#### YOUR GOAL
From the first line through the last, transcribe the listing word for word.

#### RECORDS TO USE
================

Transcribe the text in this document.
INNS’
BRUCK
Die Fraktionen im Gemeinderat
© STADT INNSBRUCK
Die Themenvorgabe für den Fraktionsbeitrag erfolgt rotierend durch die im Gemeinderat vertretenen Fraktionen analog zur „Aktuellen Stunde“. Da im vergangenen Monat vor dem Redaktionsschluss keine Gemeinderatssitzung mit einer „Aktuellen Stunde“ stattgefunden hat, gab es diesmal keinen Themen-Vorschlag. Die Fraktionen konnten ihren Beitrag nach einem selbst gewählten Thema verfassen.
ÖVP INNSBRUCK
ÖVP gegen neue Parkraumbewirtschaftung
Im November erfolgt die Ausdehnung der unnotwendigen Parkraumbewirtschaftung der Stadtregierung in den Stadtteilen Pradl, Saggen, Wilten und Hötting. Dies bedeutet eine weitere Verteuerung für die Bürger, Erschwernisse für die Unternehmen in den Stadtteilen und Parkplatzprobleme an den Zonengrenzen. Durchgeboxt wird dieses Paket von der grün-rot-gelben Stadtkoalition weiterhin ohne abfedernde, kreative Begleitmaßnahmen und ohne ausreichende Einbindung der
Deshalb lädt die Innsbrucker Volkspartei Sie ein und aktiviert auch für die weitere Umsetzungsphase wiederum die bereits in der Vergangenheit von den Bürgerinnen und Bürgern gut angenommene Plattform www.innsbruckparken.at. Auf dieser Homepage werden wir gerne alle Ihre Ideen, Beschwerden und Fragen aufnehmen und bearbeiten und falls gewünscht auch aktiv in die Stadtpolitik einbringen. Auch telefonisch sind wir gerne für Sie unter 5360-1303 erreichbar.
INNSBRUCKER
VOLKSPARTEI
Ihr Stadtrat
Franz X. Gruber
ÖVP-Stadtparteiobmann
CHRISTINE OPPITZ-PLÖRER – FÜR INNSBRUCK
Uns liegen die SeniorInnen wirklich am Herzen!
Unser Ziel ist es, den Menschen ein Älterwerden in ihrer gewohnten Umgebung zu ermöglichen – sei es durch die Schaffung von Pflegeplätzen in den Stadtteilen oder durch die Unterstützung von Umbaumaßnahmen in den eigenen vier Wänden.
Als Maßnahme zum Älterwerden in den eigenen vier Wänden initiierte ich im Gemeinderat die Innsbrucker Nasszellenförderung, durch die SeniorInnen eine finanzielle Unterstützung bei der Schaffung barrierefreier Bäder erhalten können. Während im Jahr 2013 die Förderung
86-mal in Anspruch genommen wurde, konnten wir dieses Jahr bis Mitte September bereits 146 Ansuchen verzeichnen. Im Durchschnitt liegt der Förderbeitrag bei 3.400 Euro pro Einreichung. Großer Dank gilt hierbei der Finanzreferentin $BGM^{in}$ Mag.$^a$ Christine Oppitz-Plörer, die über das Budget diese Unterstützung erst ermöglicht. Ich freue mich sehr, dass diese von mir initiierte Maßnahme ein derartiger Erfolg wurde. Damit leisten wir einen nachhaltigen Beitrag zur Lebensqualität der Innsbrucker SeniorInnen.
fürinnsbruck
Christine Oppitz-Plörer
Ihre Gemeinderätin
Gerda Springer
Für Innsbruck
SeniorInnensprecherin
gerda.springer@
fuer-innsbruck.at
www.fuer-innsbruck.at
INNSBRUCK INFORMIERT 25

================

#### EXERCISE SOLUTION
Transcribe the text in this document.
INNS’
BRUCK
Die Fraktionen im Gemeinderat
© STADT INNSBRUCK
Die Themenvorgabe für den Fraktionsbeitrag erfolgt rotierend durch die im Gemeinderat vertretenen Fraktionen analog zur „Aktuellen Stunde“. Da im vergangenen Monat vor dem Redaktionsschluss keine Gemeinderatssitzung mit einer „Aktuellen Stunde“ stattgefunden hat, gab es diesmal keinen Themen-Vorschlag. Die Fraktionen konnten ihren Beitrag nach einem selbst gewählten Thema verfassen.
ÖVP INNSBRUCK
ÖVP gegen neue Parkraumbewirtschaftung
Im November erfolgt die Ausdehnung der unnotwendigen Parkraumbewirtschaftung der Stadtregierung in den Stadtteilen Pradl, Saggen, Wilten und Hötting. Dies bedeutet eine weitere Verteuerung für die Bürger, Erschwernisse für die Unternehmen in den Stadtteilen und Parkplatzprobleme an den Zonengrenzen. Durchgeboxt wird dieses Paket von der grün-rot-gelben Stadtkoalition weiterhin ohne abfedernde, kreative Begleitmaßnahmen und ohne ausreichende Einbindung der
Deshalb lädt die Innsbrucker Volkspartei Sie ein und aktiviert auch für die weitere Umsetzungsphase wiederum die bereits in der Vergangenheit von den Bürgerinnen und Bürgern gut angenommene Plattform www.innsbruckparken.at. Auf dieser Homepage werden wir gerne alle Ihre Ideen, Beschwerden und Fragen aufnehmen und bearbeiten und falls gewünscht auch aktiv in die Stadtpolitik einbringen. Auch telefonisch sind wir gerne für Sie unter 5360-1303 erreichbar.
INNSBRUCKER
VOLKSPARTEI
Ihr Stadtrat
Franz X. Gruber
ÖVP-Stadtparteiobmann
CHRISTINE OPPITZ-PLÖRER – FÜR INNSBRUCK
Uns liegen die SeniorInnen wirklich am Herzen!
Unser Ziel ist es, den Menschen ein Älterwerden in ihrer gewohnten Umgebung zu ermöglichen – sei es durch die Schaffung von Pflegeplätzen in den Stadtteilen oder durch die Unterstützung von Umbaumaßnahmen in den eigenen vier Wänden.
Als Maßnahme zum Älterwerden in den eigenen vier Wänden initiierte ich im Gemeinderat die Innsbrucker Nasszellenförderung, durch die SeniorInnen eine finanzielle Unterstützung bei der Schaffung barrierefreier Bäder erhalten können. Während im Jahr 2013 die Förderung
86-mal in Anspruch genommen wurde, konnten wir dieses Jahr bis Mitte September bereits 146 Ansuchen verzeichnen. Im Durchschnitt liegt der Förderbeitrag bei 3.400 Euro pro Einreichung. Großer Dank gilt hierbei der Finanzreferentin $BGM^{in}$ Mag.$^a$ Christine Oppitz-Plörer, die über das Budget diese Unterstützung erst ermöglicht. Ich freue mich sehr, dass diese von mir initiierte Maßnahme ein derartiger Erfolg wurde. Damit leisten wir einen nachhaltigen Beitrag zur Lebensqualität der Innsbrucker SeniorInnen.
fürinnsbruck
Christine Oppitz-Plörer
Ihre Gemeinderätin
Gerda Springer
Für Innsbruck
SeniorInnensprecherin
gerda.springer@
fuer-innsbruck.at
www.fuer-innsbruck.at
INNSBRUCK INFORMIERT 25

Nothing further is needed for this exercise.